▶ _PROBLEM_: Please give the listing again in its entirety, exactly as written.

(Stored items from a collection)
________________________

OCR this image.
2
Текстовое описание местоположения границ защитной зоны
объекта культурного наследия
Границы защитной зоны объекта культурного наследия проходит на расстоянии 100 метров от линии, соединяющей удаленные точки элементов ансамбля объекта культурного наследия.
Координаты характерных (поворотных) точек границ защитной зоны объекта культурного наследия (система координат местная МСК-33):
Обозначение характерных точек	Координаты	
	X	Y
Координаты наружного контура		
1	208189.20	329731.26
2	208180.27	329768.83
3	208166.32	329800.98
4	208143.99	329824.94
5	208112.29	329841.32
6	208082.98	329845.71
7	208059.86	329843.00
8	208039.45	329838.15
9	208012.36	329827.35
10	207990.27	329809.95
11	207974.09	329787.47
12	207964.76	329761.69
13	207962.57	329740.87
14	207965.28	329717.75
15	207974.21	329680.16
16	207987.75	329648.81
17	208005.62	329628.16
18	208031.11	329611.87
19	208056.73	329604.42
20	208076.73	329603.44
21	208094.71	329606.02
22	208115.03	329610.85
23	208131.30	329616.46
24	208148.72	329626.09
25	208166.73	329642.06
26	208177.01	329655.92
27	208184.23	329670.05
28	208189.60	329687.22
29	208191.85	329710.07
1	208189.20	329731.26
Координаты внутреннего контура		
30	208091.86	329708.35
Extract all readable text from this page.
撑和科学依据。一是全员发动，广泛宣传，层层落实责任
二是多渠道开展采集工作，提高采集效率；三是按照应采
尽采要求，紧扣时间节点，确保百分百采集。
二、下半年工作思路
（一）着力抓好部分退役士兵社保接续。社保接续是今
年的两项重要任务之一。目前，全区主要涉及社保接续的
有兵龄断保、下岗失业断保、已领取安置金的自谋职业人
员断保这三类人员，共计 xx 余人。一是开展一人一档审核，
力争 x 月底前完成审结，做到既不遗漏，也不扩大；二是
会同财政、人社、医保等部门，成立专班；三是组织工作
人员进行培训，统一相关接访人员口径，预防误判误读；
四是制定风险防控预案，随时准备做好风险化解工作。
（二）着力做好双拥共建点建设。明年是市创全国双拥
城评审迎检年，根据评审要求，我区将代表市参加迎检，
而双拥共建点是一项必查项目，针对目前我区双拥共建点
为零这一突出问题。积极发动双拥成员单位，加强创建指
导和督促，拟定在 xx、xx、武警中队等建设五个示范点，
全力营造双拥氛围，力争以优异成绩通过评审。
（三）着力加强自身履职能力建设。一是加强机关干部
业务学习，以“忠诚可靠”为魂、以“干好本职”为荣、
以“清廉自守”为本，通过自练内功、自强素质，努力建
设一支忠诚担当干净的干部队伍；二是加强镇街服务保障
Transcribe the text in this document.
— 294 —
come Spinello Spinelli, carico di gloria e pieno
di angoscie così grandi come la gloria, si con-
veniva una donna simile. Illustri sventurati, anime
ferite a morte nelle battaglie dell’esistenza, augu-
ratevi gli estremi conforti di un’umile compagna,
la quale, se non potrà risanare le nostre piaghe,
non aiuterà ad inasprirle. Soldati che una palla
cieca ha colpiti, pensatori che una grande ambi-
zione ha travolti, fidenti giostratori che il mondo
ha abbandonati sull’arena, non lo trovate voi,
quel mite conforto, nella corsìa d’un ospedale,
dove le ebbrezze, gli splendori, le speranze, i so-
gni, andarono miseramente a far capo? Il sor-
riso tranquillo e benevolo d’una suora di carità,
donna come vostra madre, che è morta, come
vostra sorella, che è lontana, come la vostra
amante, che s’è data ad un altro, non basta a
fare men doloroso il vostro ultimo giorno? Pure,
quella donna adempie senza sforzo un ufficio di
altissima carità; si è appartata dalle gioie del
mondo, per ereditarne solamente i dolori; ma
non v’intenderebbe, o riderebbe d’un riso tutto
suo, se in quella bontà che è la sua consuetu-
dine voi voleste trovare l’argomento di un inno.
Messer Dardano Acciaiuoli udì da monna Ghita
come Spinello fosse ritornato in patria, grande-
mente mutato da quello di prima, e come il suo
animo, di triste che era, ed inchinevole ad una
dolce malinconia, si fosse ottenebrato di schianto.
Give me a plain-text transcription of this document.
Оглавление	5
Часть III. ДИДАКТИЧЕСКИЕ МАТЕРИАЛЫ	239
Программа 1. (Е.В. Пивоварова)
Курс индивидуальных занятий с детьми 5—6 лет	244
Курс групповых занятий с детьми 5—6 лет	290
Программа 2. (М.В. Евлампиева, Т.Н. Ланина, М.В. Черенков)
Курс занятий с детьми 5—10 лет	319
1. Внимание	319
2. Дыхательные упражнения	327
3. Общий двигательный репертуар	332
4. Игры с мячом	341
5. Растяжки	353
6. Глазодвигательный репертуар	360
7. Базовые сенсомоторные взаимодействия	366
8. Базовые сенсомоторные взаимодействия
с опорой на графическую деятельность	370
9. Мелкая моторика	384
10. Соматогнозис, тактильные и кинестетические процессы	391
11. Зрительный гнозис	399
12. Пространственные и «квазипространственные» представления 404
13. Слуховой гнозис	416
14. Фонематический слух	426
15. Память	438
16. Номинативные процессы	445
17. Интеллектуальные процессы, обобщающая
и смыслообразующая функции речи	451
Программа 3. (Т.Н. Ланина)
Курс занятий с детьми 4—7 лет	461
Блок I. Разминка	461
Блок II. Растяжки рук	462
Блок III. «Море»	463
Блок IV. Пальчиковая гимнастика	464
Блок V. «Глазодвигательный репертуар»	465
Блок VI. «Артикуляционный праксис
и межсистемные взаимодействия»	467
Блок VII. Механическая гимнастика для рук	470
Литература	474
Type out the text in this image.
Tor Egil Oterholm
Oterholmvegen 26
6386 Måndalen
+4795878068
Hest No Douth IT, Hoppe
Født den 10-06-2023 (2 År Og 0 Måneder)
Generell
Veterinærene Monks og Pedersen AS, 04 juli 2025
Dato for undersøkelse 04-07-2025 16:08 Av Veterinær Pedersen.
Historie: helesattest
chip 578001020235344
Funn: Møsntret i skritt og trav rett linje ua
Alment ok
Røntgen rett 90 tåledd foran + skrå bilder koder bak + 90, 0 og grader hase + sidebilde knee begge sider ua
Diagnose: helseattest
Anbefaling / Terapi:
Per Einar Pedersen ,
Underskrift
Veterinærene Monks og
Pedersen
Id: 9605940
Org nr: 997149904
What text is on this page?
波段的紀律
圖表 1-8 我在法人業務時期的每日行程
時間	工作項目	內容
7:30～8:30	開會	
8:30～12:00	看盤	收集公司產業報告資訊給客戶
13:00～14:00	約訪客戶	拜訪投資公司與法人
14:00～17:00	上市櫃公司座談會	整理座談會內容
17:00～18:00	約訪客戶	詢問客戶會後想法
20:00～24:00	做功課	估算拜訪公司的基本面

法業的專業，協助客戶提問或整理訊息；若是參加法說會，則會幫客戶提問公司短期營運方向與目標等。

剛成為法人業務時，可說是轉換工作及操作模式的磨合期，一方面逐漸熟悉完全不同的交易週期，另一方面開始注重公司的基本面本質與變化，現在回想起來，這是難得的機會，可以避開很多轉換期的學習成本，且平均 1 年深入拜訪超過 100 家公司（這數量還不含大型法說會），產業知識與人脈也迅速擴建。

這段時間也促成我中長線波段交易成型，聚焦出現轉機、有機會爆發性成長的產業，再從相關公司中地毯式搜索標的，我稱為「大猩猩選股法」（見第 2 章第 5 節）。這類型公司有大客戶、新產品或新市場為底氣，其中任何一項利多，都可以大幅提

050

________________________

▶ _WRITTEN SOLUTION_:
OCR this image.
2
Текстовое описание местоположения границ защитной зоны
объекта культурного наследия
Границы защитной зоны объекта культурного наследия проходит на расстоянии 100 метров от линии, соединяющей удаленные точки элементов ансамбля объекта культурного наследия.
Координаты характерных (поворотных) точек границ защитной зоны объекта культурного наследия (система координат местная МСК-33):
Обозначение характерных точек	Координаты	
	X	Y
Координаты наружного контура		
1	208189.20	329731.26
2	208180.27	329768.83
3	208166.32	329800.98
4	208143.99	329824.94
5	208112.29	329841.32
6	208082.98	329845.71
7	208059.86	329843.00
8	208039.45	329838.15
9	208012.36	329827.35
10	207990.27	329809.95
11	207974.09	329787.47
12	207964.76	329761.69
13	207962.57	329740.87
14	207965.28	329717.75
15	207974.21	329680.16
16	207987.75	329648.81
17	208005.62	329628.16
18	208031.11	329611.87
19	208056.73	329604.42
20	208076.73	329603.44
21	208094.71	329606.02
22	208115.03	329610.85
23	208131.30	329616.46
24	208148.72	329626.09
25	208166.73	329642.06
26	208177.01	329655.92
27	208184.23	329670.05
28	208189.60	329687.22
29	208191.85	329710.07
1	208189.20	329731.26
Координаты внутреннего контура		
30	208091.86	329708.35
Extract all readable text from this page.
撑和科学依据。一是全员发动，广泛宣传，层层落实责任
二是多渠道开展采集工作，提高采集效率；三是按照应采
尽采要求，紧扣时间节点，确保百分百采集。
二、下半年工作思路
（一）着力抓好部分退役士兵社保接续。社保接续是今
年的两项重要任务之一。目前，全区主要涉及社保接续的
有兵龄断保、下岗失业断保、已领取安置金的自谋职业人
员断保这三类人员，共计 xx 余人。一是开展一人一档审核，
力争 x 月底前完成审结，做到既不遗漏，也不扩大；二是
会同财政、人社、医保等部门，成立专班；三是组织工作
人员进行培训，统一相关接访人员口径，预防误判误读；
四是制定风险防控预案，随时准备做好风险化解工作。
（二）着力做好双拥共建点建设。明年是市创全国双拥
城评审迎检年，根据评审要求，我区将代表市参加迎检，
而双拥共建点是一项必查项目，针对目前我区双拥共建点
为零这一突出问题。积极发动双拥成员单位，加强创建指
导和督促，拟定在 xx、xx、武警中队等建设五个示范点，
全力营造双拥氛围，力争以优异成绩通过评审。
（三）着力加强自身履职能力建设。一是加强机关干部
业务学习，以“忠诚可靠”为魂、以“干好本职”为荣、
以“清廉自守”为本，通过自练内功、自强素质，努力建
设一支忠诚担当干净的干部队伍；二是加强镇街服务保障
Transcribe the text in this document.
— 294 —
come Spinello Spinelli, carico di gloria e pieno
di angoscie così grandi come la gloria, si con-
veniva una donna simile. Illustri sventurati, anime
ferite a morte nelle battaglie dell’esistenza, augu-
ratevi gli estremi conforti di un’umile compagna,
la quale, se non potrà risanare le nostre piaghe,
non aiuterà ad inasprirle. Soldati che una palla
cieca ha colpiti, pensatori che una grande ambi-
zione ha travolti, fidenti giostratori che il mondo
ha abbandonati sull’arena, non lo trovate voi,
quel mite conforto, nella corsìa d’un ospedale,
dove le ebbrezze, gli splendori, le speranze, i so-
gni, andarono miseramente a far capo? Il sor-
riso tranquillo e benevolo d’una suora di carità,
donna come vostra madre, che è morta, come
vostra sorella, che è lontana, come la vostra
amante, che s’è data ad un altro, non basta a
fare men doloroso il vostro ultimo giorno? Pure,
quella donna adempie senza sforzo un ufficio di
altissima carità; si è appartata dalle gioie del
mondo, per ereditarne solamente i dolori; ma
non v’intenderebbe, o riderebbe d’un riso tutto
suo, se in quella bontà che è la sua consuetu-
dine voi voleste trovare l’argomento di un inno.
Messer Dardano Acciaiuoli udì da monna Ghita
come Spinello fosse ritornato in patria, grande-
mente mutato da quello di prima, e come il suo
animo, di triste che era, ed inchinevole ad una
dolce malinconia, si fosse ottenebrato di schianto.
Give me a plain-text transcription of this document.
Оглавление	5
Часть III. ДИДАКТИЧЕСКИЕ МАТЕРИАЛЫ	239
Программа 1. (Е.В. Пивоварова)
Курс индивидуальных занятий с детьми 5—6 лет	244
Курс групповых занятий с детьми 5—6 лет	290
Программа 2. (М.В. Евлампиева, Т.Н. Ланина, М.В. Черенков)
Курс занятий с детьми 5—10 лет	319
1. Внимание	319
2. Дыхательные упражнения	327
3. Общий двигательный репертуар	332
4. Игры с мячом	341
5. Растяжки	353
6. Глазодвигательный репертуар	360
7. Базовые сенсомоторные взаимодействия	366
8. Базовые сенсомоторные взаимодействия
с опорой на графическую деятельность	370
9. Мелкая моторика	384
10. Соматогнозис, тактильные и кинестетические процессы	391
11. Зрительный гнозис	399
12. Пространственные и «квазипространственные» представления 404
13. Слуховой гнозис	416
14. Фонематический слух	426
15. Память	438
16. Номинативные процессы	445
17. Интеллектуальные процессы, обобщающая
и смыслообразующая функции речи	451
Программа 3. (Т.Н. Ланина)
Курс занятий с детьми 4—7 лет	461
Блок I. Разминка	461
Блок II. Растяжки рук	462
Блок III. «Море»	463
Блок IV. Пальчиковая гимнастика	464
Блок V. «Глазодвигательный репертуар»	465
Блок VI. «Артикуляционный праксис
и межсистемные взаимодействия»	467
Блок VII. Механическая гимнастика для рук	470
Литература	474
Type out the text in this image.
Tor Egil Oterholm
Oterholmvegen 26
6386 Måndalen
+4795878068
Hest No Douth IT, Hoppe
Født den 10-06-2023 (2 År Og 0 Måneder)
Generell
Veterinærene Monks og Pedersen AS, 04 juli 2025
Dato for undersøkelse 04-07-2025 16:08 Av Veterinær Pedersen.
Historie: helesattest
chip 578001020235344
Funn: Møsntret i skritt og trav rett linje ua
Alment ok
Røntgen rett 90 tåledd foran + skrå bilder koder bak + 90, 0 og grader hase + sidebilde knee begge sider ua
Diagnose: helseattest
Anbefaling / Terapi:
Per Einar Pedersen ,
Underskrift
Veterinærene Monks og
Pedersen
Id: 9605940
Org nr: 997149904
What text is on this page?
波段的紀律
圖表 1-8 我在法人業務時期的每日行程
時間	工作項目	內容
7:30～8:30	開會	
8:30～12:00	看盤	收集公司產業報告資訊給客戶
13:00～14:00	約訪客戶	拜訪投資公司與法人
14:00～17:00	上市櫃公司座談會	整理座談會內容
17:00～18:00	約訪客戶	詢問客戶會後想法
20:00～24:00	做功課	估算拜訪公司的基本面

法業的專業，協助客戶提問或整理訊息；若是參加法說會，則會幫客戶提問公司短期營運方向與目標等。

剛成為法人業務時，可說是轉換工作及操作模式的磨合期，一方面逐漸熟悉完全不同的交易週期，另一方面開始注重公司的基本面本質與變化，現在回想起來，這是難得的機會，可以避開很多轉換期的學習成本，且平均 1 年深入拜訪超過 100 家公司（這數量還不含大型法說會），產業知識與人脈也迅速擴建。

這段時間也促成我中長線波段交易成型，聚焦出現轉機、有機會爆發性成長的產業，再從相關公司中地毯式搜索標的，我稱為「大猩猩選股法」（見第 2 章第 5 節）。這類型公司有大客戶、新產品或新市場為底氣，其中任何一項利多，都可以大幅提

050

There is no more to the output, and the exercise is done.